STATED PROBLEM ▸ Copy every line of the entries below verbatim, omitting the pictures from your output.

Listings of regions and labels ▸
|---|

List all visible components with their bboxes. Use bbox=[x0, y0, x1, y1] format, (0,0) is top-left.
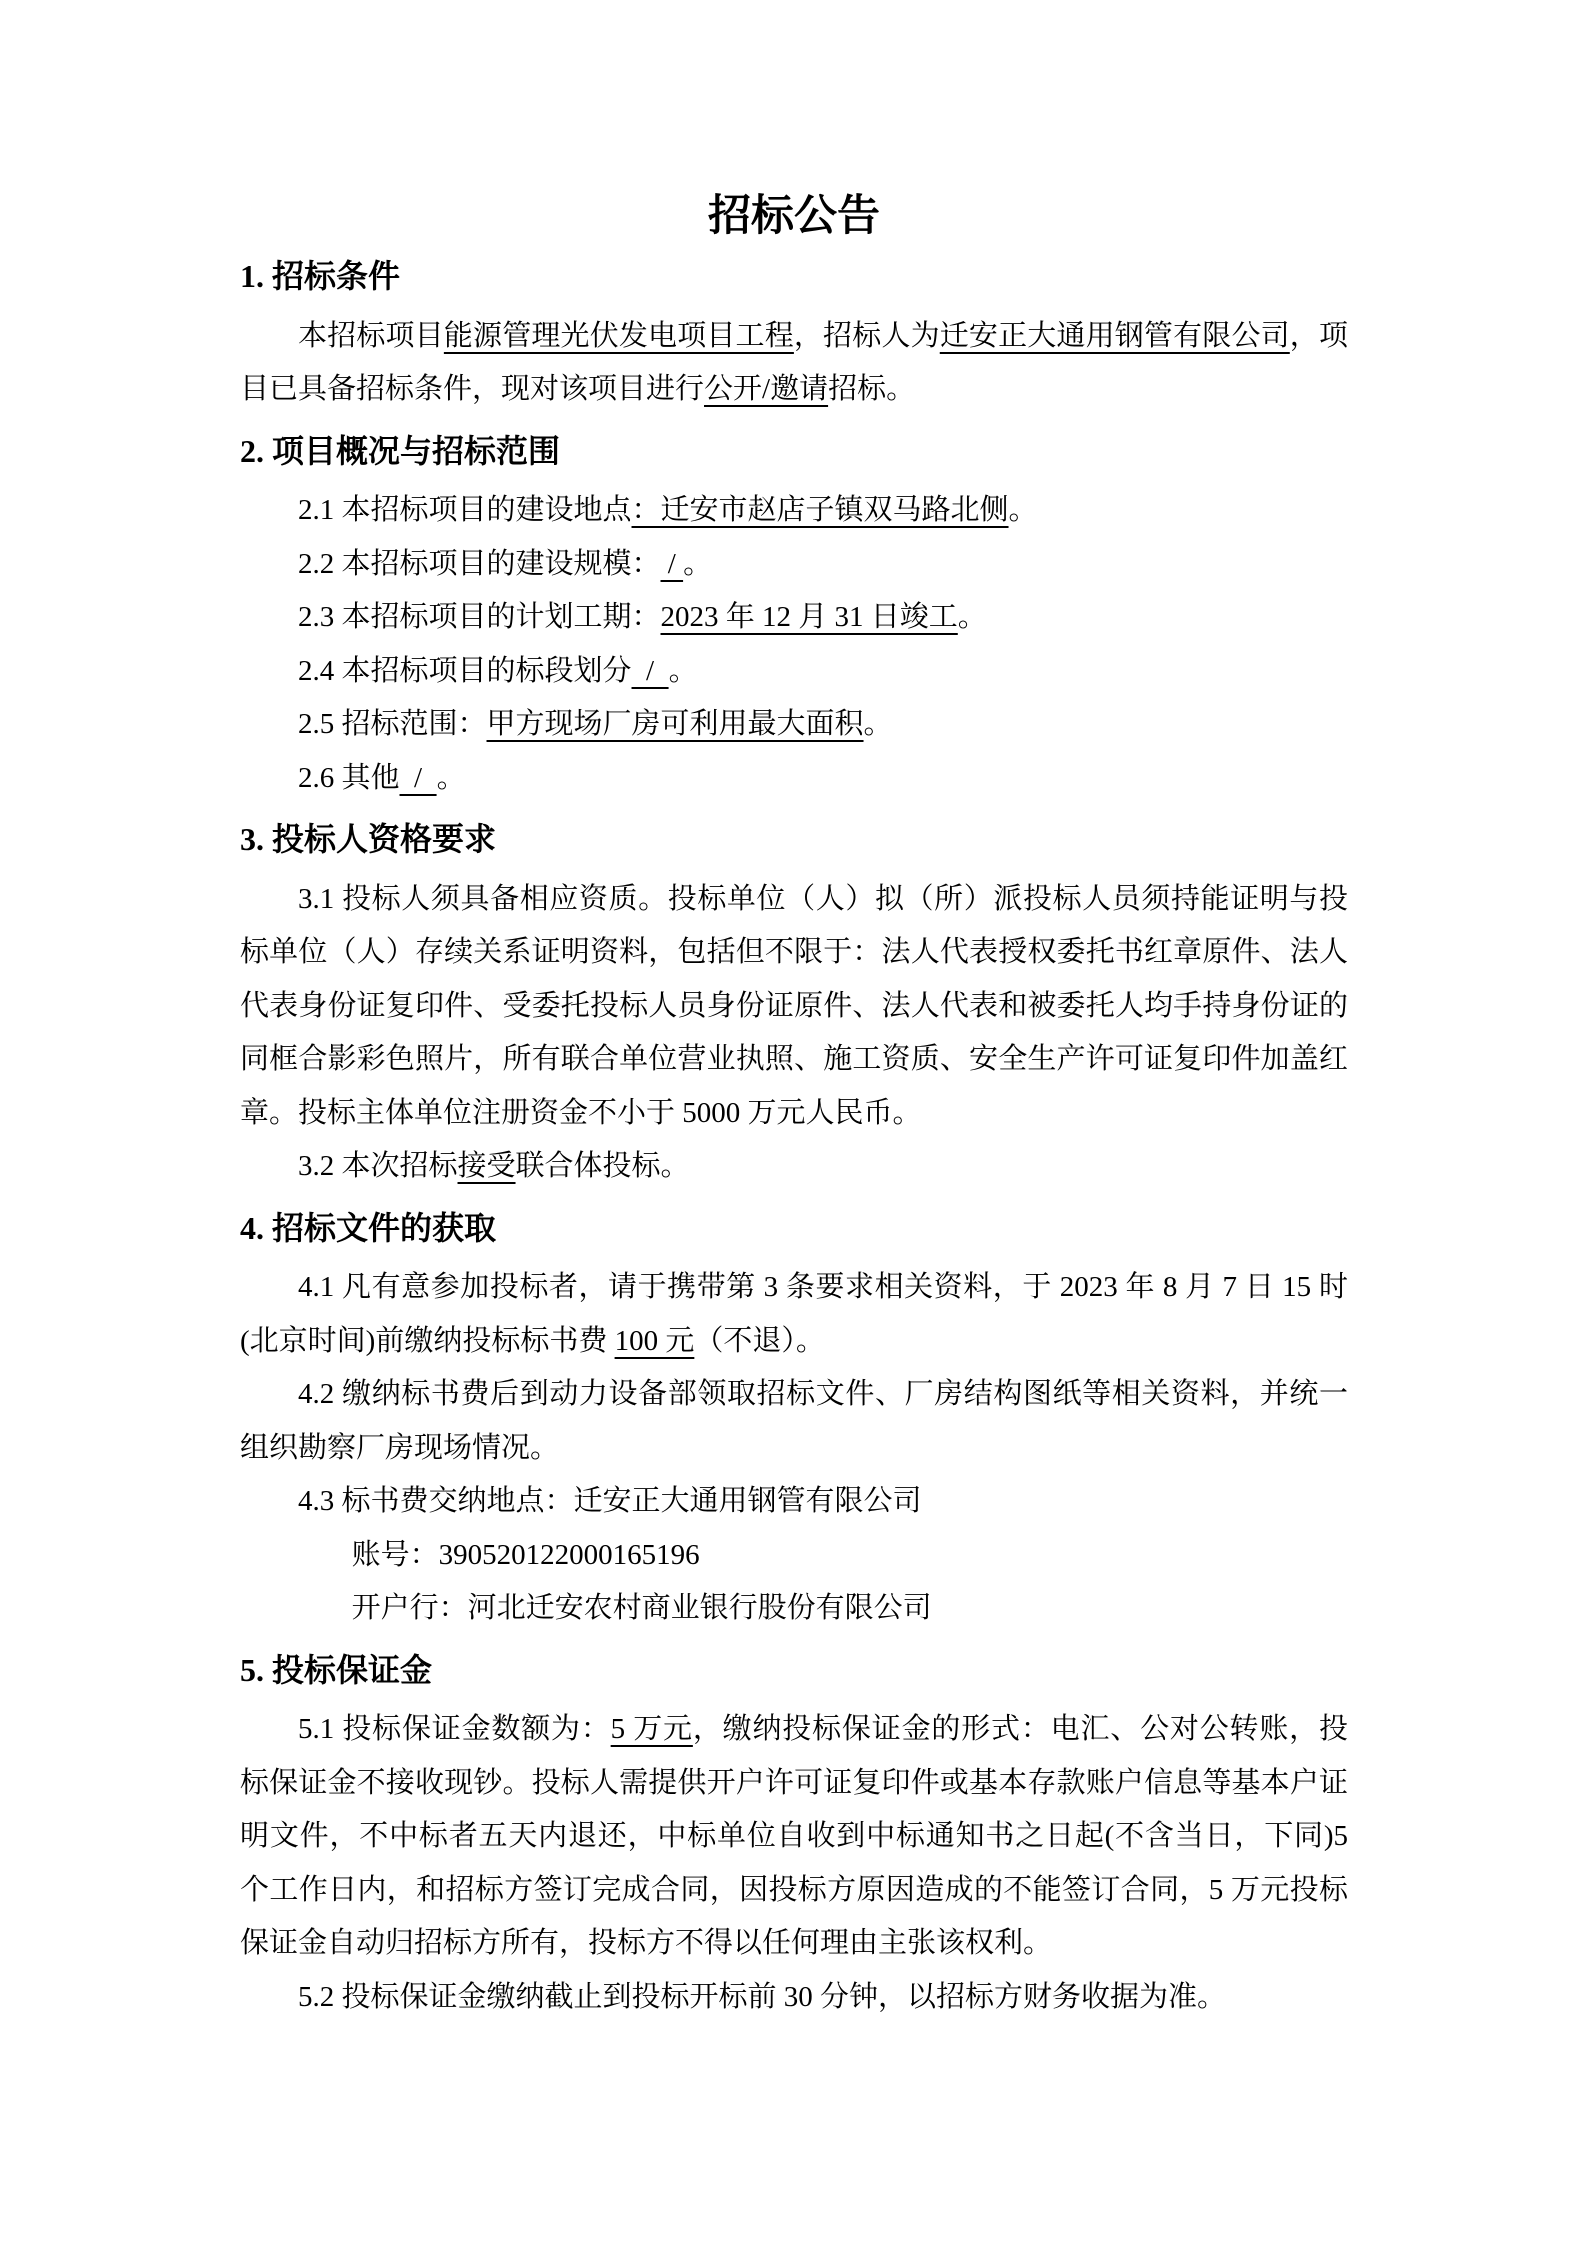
paragraph: 2.6 其他 / 。 bbox=[298, 761, 466, 794]
paragraph: 5.1 投标保证金数额为：5 万元，缴纳投标保证金的形式：电汇、公对公转账，投标保证金不接收现钞。投标人需提供开户许可证复印件或基本存款账户信息等基本户证明文件，不中标者五天内退还，中标单位自收到中标通知书之日起(不含当日，下同)5 个工作日内，和招标方签订完成合同，因投标方原因造成的不能签订合同，5 万元投标保证金自动归招标方所有，投标方不得以任何理由主张该权利。 bbox=[240, 1713, 1348, 1959]
paragraph: 3.1 投标人须具备相应资质。投标单位（人）拟（所）派投标人员须持能证明与投标单位（人）存续关系证明资料，包括但不限于：法人代表授权委托书红章原件、法人代表身份证复印件、受委托投标人员身份证原件、法人代表和被委托人均手持身份证的同框合影彩色照片，所有联合单位营业执照、施工资质、安全生产许可证复印件加盖红章。投标主体单位注册资金不小于 5000 万元人民币。 bbox=[240, 882, 1348, 1129]
paragraph: 4.3 标书费交纳地点：迁安正大通用钢管有限公司 bbox=[298, 1485, 922, 1517]
underlined-text: / bbox=[660, 547, 684, 580]
section-heading: 3. 投标人资格要求 bbox=[240, 821, 497, 857]
section-heading: 2. 项目概况与招标范围 bbox=[240, 432, 561, 469]
document-body bbox=[240, 250, 1348, 2024]
underlined-text: 甲方现场厂房可利用最大面积 bbox=[486, 708, 864, 740]
section-heading: 1. 招标条件 bbox=[240, 258, 401, 294]
underlined-text: ：迁安市赵店子镇双马路北侧 bbox=[631, 494, 1009, 526]
paragraph: 3.2 本次招标接受联合体投标。 bbox=[298, 1150, 690, 1182]
underlined-text: / bbox=[631, 654, 669, 687]
paragraph: 账号：390520122000165196 bbox=[351, 1538, 700, 1571]
paragraph: 4.1 凡有意参加投标者，请于携带第 3 条要求相关资料，于 2023 年 8 月 7 日 15 时(北京时间)前缴纳投标标书费 100 元（不退）。 bbox=[240, 1271, 1348, 1357]
section-heading: 5. 投标保证金 bbox=[240, 1651, 433, 1688]
paragraph: 2.1 本招标项目的建设地点：迁安市赵店子镇双马路北侧。 bbox=[298, 494, 1038, 526]
document-title: 招标公告 bbox=[708, 193, 880, 240]
underlined-text: 100 元 bbox=[614, 1324, 695, 1357]
paragraph: 开户行：河北迁安农村商业银行股份有限公司 bbox=[351, 1592, 932, 1624]
underlined-text: 能源管理光伏发电项目工程 bbox=[443, 319, 794, 352]
underlined-text: 5 万元 bbox=[610, 1713, 693, 1745]
paragraph: 4.2 缴纳标书费后到动力设备部领取招标文件、厂房结构图纸等相关资料，并统一组织勘察厂房现场情况。 bbox=[240, 1378, 1348, 1464]
paragraph: 5.2 投标保证金缴纳截止到投标开标前 30 分钟，以招标方财务收据为准。 bbox=[298, 1980, 1227, 2013]
section-heading: 4. 招标文件的获取 bbox=[240, 1209, 497, 1246]
underlined-text: 迁安正大通用钢管有限公司 bbox=[939, 319, 1290, 352]
underlined-text: 2023 年 12 月 31 日竣工 bbox=[660, 601, 958, 633]
paragraph: 本招标项目能源管理光伏发电项目工程，招标人为迁安正大通用钢管有限公司，项目已具备招标条件，现对该项目进行公开/邀请招标。 bbox=[240, 319, 1348, 405]
paragraph: 2.5 招标范围：甲方现场厂房可利用最大面积。 bbox=[298, 708, 893, 740]
underlined-text: / bbox=[399, 761, 437, 794]
paragraph: 2.4 本招标项目的标段划分 / 。 bbox=[298, 654, 698, 687]
paragraph: 2.2 本招标项目的建设规模： / 。 bbox=[298, 547, 713, 580]
paragraph: 2.3 本招标项目的计划工期：2023 年 12 月 31 日竣工。 bbox=[298, 601, 987, 633]
underlined-text: 接受 bbox=[457, 1150, 516, 1182]
underlined-text: 公开/邀请 bbox=[704, 373, 829, 405]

|---|

ANSWER TO THE TASK ▸
List all visible components with their bboxes. Use bbox=[x0, y0, x1, y1] format, (0,0) is top-left.
paragraph: 2.6 其他 / 。 bbox=[298, 761, 466, 794]
paragraph: 5.1 投标保证金数额为：5 万元，缴纳投标保证金的形式：电汇、公对公转账，投标保证金不接收现钞。投标人需提供开户许可证复印件或基本存款账户信息等基本户证明文件，不中标者五天内退还，中标单位自收到中标通知书之日起(不含当日，下同)5 个工作日内，和招标方签订完成合同，因投标方原因造成的不能签订合同，5 万元投标保证金自动归招标方所有，投标方不得以任何理由主张该权利。 bbox=[240, 1713, 1348, 1959]
paragraph: 3.1 投标人须具备相应资质。投标单位（人）拟（所）派投标人员须持能证明与投标单位（人）存续关系证明资料，包括但不限于：法人代表授权委托书红章原件、法人代表身份证复印件、受委托投标人员身份证原件、法人代表和被委托人均手持身份证的同框合影彩色照片，所有联合单位营业执照、施工资质、安全生产许可证复印件加盖红章。投标主体单位注册资金不小于 5000 万元人民币。 bbox=[240, 882, 1348, 1129]
paragraph: 4.3 标书费交纳地点：迁安正大通用钢管有限公司 bbox=[298, 1485, 922, 1517]
underlined-text: / bbox=[660, 547, 684, 580]
section-heading: 3. 投标人资格要求 bbox=[240, 821, 497, 857]
section-heading: 2. 项目概况与招标范围 bbox=[240, 432, 561, 469]
document-body bbox=[240, 250, 1348, 2024]
underlined-text: 甲方现场厂房可利用最大面积 bbox=[486, 708, 864, 740]
section-heading: 1. 招标条件 bbox=[240, 258, 401, 294]
underlined-text: ：迁安市赵店子镇双马路北侧 bbox=[631, 494, 1009, 526]
paragraph: 3.2 本次招标接受联合体投标。 bbox=[298, 1150, 690, 1182]
underlined-text: / bbox=[631, 654, 669, 687]
paragraph: 账号：390520122000165196 bbox=[351, 1538, 700, 1571]
paragraph: 4.1 凡有意参加投标者，请于携带第 3 条要求相关资料，于 2023 年 8 月 7 日 15 时(北京时间)前缴纳投标标书费 100 元（不退）。 bbox=[240, 1271, 1348, 1357]
section-heading: 5. 投标保证金 bbox=[240, 1651, 433, 1688]
paragraph: 2.1 本招标项目的建设地点：迁安市赵店子镇双马路北侧。 bbox=[298, 494, 1038, 526]
document-title: 招标公告 bbox=[708, 193, 880, 240]
underlined-text: 100 元 bbox=[614, 1324, 695, 1357]
paragraph: 开户行：河北迁安农村商业银行股份有限公司 bbox=[351, 1592, 932, 1624]
underlined-text: 能源管理光伏发电项目工程 bbox=[443, 319, 794, 352]
underlined-text: 5 万元 bbox=[610, 1713, 693, 1745]
paragraph: 4.2 缴纳标书费后到动力设备部领取招标文件、厂房结构图纸等相关资料，并统一组织勘察厂房现场情况。 bbox=[240, 1378, 1348, 1464]
paragraph: 5.2 投标保证金缴纳截止到投标开标前 30 分钟，以招标方财务收据为准。 bbox=[298, 1980, 1227, 2013]
section-heading: 4. 招标文件的获取 bbox=[240, 1209, 497, 1246]
underlined-text: 迁安正大通用钢管有限公司 bbox=[939, 319, 1290, 352]
underlined-text: 2023 年 12 月 31 日竣工 bbox=[660, 601, 958, 633]
paragraph: 本招标项目能源管理光伏发电项目工程，招标人为迁安正大通用钢管有限公司，项目已具备招标条件，现对该项目进行公开/邀请招标。 bbox=[240, 319, 1348, 405]
paragraph: 2.5 招标范围：甲方现场厂房可利用最大面积。 bbox=[298, 708, 893, 740]
underlined-text: / bbox=[399, 761, 437, 794]
paragraph: 2.4 本招标项目的标段划分 / 。 bbox=[298, 654, 698, 687]
paragraph: 2.2 本招标项目的建设规模： / 。 bbox=[298, 547, 713, 580]
paragraph: 2.3 本招标项目的计划工期：2023 年 12 月 31 日竣工。 bbox=[298, 601, 987, 633]
underlined-text: 接受 bbox=[457, 1150, 516, 1182]
underlined-text: 公开/邀请 bbox=[704, 373, 829, 405]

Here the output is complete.